>> BEGIN DATA IN THIS EXERCISE
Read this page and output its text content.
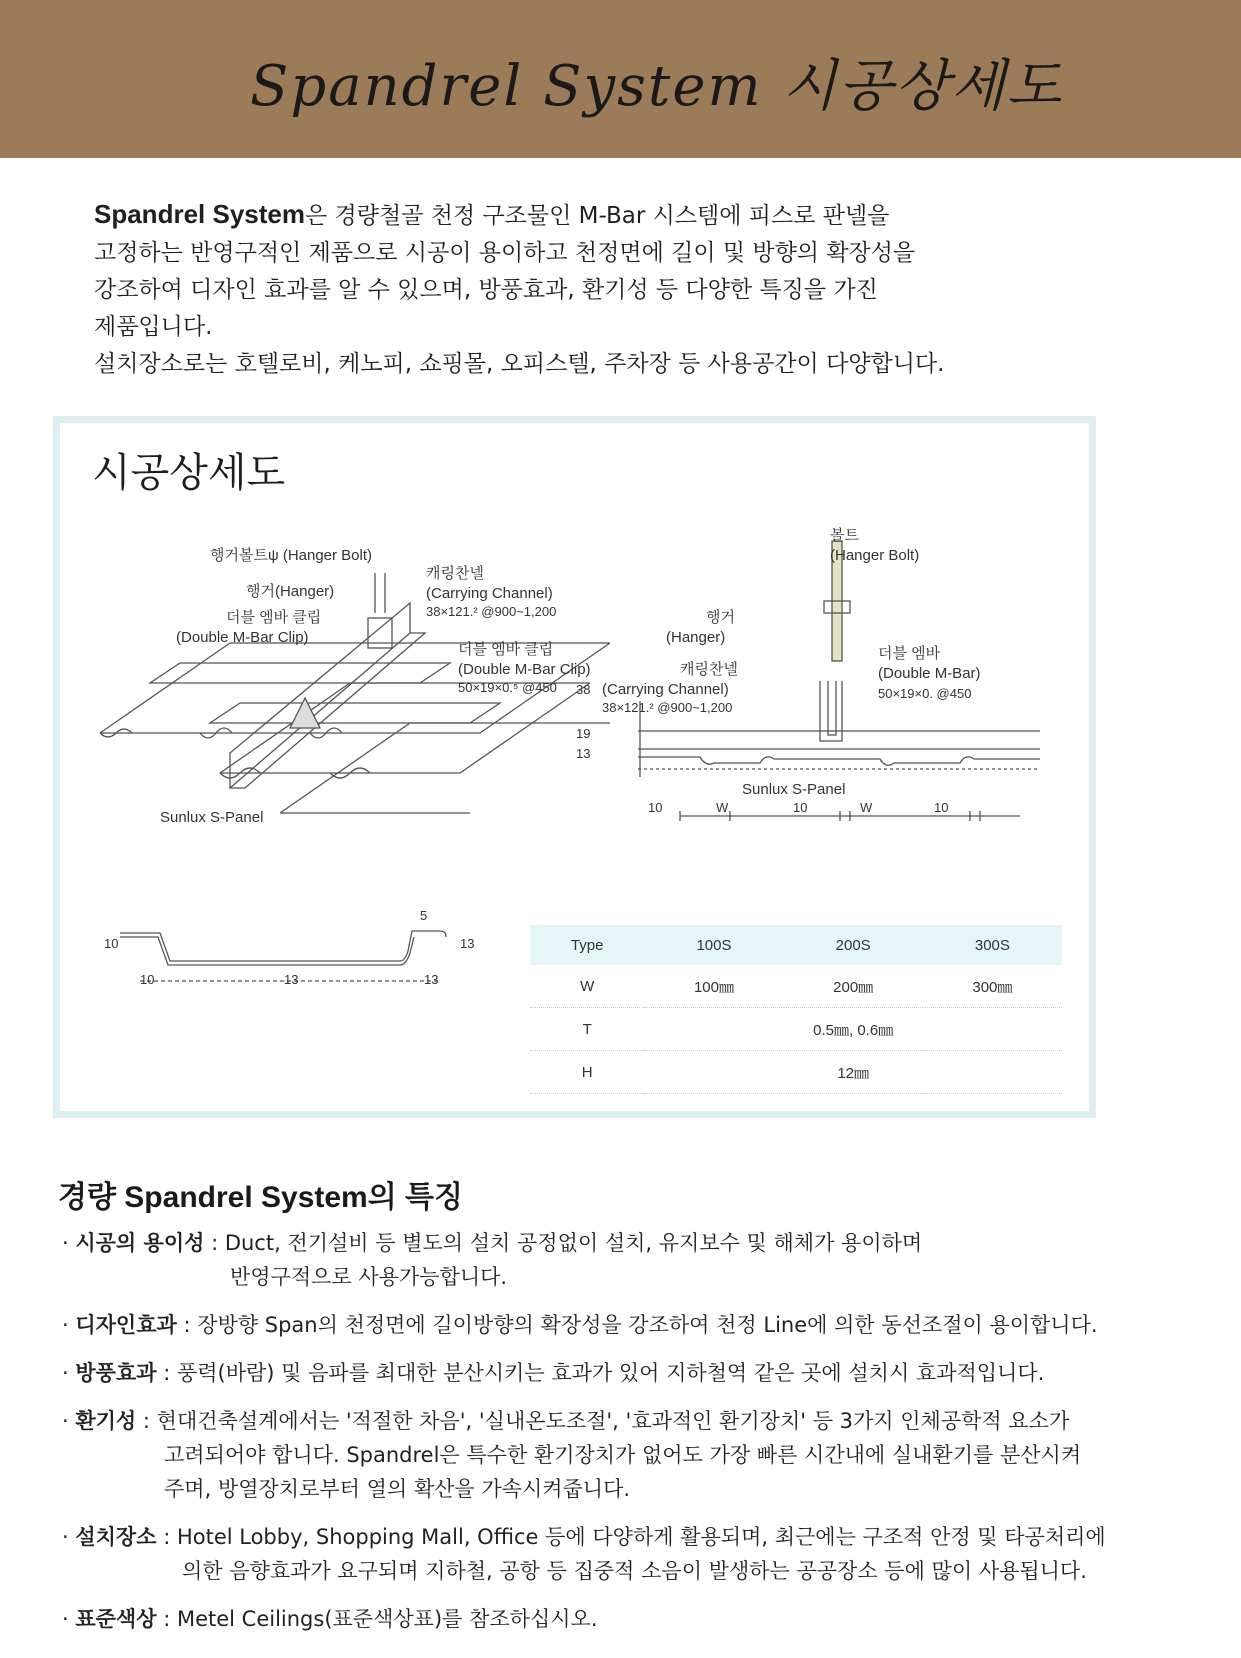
Spandrel System 시공상세도

Spandrel System은 경량철골 천정 구조물인 M-Bar 시스템에 피스로 판넬을

고정하는 반영구적인 제품으로 시공이 용이하고 천정면에 길이 및 방향의 확장성을

강조하여 디자인 효과를 알 수 있으며, 방풍효과, 환기성 등 다양한 특징을 가진

제품입니다.

설치장소로는 호텔로비, 케노피, 쇼핑몰, 오피스텔, 주차장 등 사용공간이 다양합니다.

시공상세도
행거볼트ψ (Hanger Bolt)
행거(Hanger)
더블 엠바 클립
(Double M-Bar Clip)
캐링찬넬
(Carrying Channel)
38×121.² @900~1,200
더블 엠바 클립
(Double M-Bar Clip)
50×19×0.⁵ @450
Sunlux S-Panel
볼트
(Hanger Bolt)
행거
(Hanger)
캐링찬넬
(Carrying Channel)
38×121.² @900~1,200
더블 엠바
(Double M-Bar)
50×19×0. @450
38
19
13
Sunlux S-Panel
10	W	10	W	10
5
10	13
10	13	13
Type	100S	200S	300S
W	100㎜	200㎜	300㎜
T	0.5㎜, 0.6㎜		
H	12㎜		
경량 Spandrel System의 특징
· 시공의 용이성 : Duct, 전기설비 등 별도의 설치 공정없이 설치, 유지보수 및 해체가 용이하며
반영구적으로 사용가능합니다.
· 디자인효과 : 장방향 Span의 천정면에 길이방향의 확장성을 강조하여 천정 Line에 의한 동선조절이 용이합니다.
· 방풍효과 : 풍력(바람) 및 음파를 최대한 분산시키는 효과가 있어 지하철역 같은 곳에 설치시 효과적입니다.
· 환기성 : 현대건축설계에서는 '적절한 차음', '실내온도조절', '효과적인 환기장치' 등 3가지 인체공학적 요소가
고려되어야 합니다. Spandrel은 특수한 환기장치가 없어도 가장 빠른 시간내에 실내환기를 분산시켜
주며, 방열장치로부터 열의 확산을 가속시켜줍니다.
· 설치장소 : Hotel Lobby, Shopping Mall, Office 등에 다양하게 활용되며, 최근에는 구조적 안정 및 타공처리에
의한 음향효과가 요구되며 지하철, 공항 등 집중적 소음이 발생하는 공공장소 등에 많이 사용됩니다.
· 표준색상 : Metel Ceilings(표준색상표)를 참조하십시오.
>> END DATA IN THIS EXERCISE
- DIRECTIONS -
Copy the material above exactly and drop the pictures.

- TASK SOLUTION -
Read this page and output its text content.
Spandrel System 시공상세도

Spandrel System은 경량철골 천정 구조물인 M-Bar 시스템에 피스로 판넬을

고정하는 반영구적인 제품으로 시공이 용이하고 천정면에 길이 및 방향의 확장성을

강조하여 디자인 효과를 알 수 있으며, 방풍효과, 환기성 등 다양한 특징을 가진

제품입니다.

설치장소로는 호텔로비, 케노피, 쇼핑몰, 오피스텔, 주차장 등 사용공간이 다양합니다.

시공상세도
행거볼트ψ (Hanger Bolt)
행거(Hanger)
더블 엠바 클립
(Double M-Bar Clip)
캐링찬넬
(Carrying Channel)
38×121.² @900~1,200
더블 엠바 클립
(Double M-Bar Clip)
50×19×0.⁵ @450
Sunlux S-Panel
볼트
(Hanger Bolt)
행거
(Hanger)
캐링찬넬
(Carrying Channel)
38×121.² @900~1,200
더블 엠바
(Double M-Bar)
50×19×0. @450
38
19
13
Sunlux S-Panel
10	W	10	W	10
5
10	13
10	13	13
Type	100S	200S	300S
W	100㎜	200㎜	300㎜
T	0.5㎜, 0.6㎜		
H	12㎜		
경량 Spandrel System의 특징
· 시공의 용이성 : Duct, 전기설비 등 별도의 설치 공정없이 설치, 유지보수 및 해체가 용이하며
반영구적으로 사용가능합니다.
· 디자인효과 : 장방향 Span의 천정면에 길이방향의 확장성을 강조하여 천정 Line에 의한 동선조절이 용이합니다.
· 방풍효과 : 풍력(바람) 및 음파를 최대한 분산시키는 효과가 있어 지하철역 같은 곳에 설치시 효과적입니다.
· 환기성 : 현대건축설계에서는 '적절한 차음', '실내온도조절', '효과적인 환기장치' 등 3가지 인체공학적 요소가
고려되어야 합니다. Spandrel은 특수한 환기장치가 없어도 가장 빠른 시간내에 실내환기를 분산시켜
주며, 방열장치로부터 열의 확산을 가속시켜줍니다.
· 설치장소 : Hotel Lobby, Shopping Mall, Office 등에 다양하게 활용되며, 최근에는 구조적 안정 및 타공처리에
의한 음향효과가 요구되며 지하철, 공항 등 집중적 소음이 발생하는 공공장소 등에 많이 사용됩니다.
· 표준색상 : Metel Ceilings(표준색상표)를 참조하십시오.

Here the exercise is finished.